— begin SOURCE RECORDS —

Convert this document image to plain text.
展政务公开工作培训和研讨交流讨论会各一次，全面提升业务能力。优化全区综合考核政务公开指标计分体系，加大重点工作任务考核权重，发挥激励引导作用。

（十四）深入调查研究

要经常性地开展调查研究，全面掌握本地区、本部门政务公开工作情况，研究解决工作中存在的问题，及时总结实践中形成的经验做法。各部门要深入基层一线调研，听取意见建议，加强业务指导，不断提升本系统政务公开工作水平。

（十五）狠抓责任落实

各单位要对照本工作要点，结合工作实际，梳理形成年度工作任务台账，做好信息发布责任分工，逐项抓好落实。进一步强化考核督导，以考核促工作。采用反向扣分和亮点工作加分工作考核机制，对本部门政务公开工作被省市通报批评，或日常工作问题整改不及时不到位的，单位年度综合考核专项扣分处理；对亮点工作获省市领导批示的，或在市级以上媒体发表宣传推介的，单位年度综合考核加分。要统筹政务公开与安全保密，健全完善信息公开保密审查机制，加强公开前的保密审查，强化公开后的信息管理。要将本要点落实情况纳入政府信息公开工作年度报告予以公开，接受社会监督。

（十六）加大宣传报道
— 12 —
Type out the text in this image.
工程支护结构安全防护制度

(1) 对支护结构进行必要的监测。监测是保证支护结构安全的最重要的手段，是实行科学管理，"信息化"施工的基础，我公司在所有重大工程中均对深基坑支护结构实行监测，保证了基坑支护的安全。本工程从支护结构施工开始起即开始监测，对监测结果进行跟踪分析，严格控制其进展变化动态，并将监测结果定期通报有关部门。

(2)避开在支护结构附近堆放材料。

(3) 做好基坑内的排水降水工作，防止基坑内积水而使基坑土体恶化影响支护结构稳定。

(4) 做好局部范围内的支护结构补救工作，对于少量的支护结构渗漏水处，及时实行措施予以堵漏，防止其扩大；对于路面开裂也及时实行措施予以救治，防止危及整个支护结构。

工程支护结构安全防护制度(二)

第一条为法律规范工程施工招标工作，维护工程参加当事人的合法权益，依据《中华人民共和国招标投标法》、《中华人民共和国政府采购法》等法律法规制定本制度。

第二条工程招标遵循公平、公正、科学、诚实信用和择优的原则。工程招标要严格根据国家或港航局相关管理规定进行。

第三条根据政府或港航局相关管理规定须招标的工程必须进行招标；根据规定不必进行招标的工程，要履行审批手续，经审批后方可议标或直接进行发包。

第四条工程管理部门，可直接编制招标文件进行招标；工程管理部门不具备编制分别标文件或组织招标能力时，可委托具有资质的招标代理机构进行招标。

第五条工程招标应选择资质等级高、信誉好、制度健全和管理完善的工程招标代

— end SOURCE RECORDS —

> WHAT IS REQUIRED
Show every line from the entries above in which the word "this" appears.

> ANSWER FOR THE TASK
Convert this document image to plain text.
Type out the text in this image.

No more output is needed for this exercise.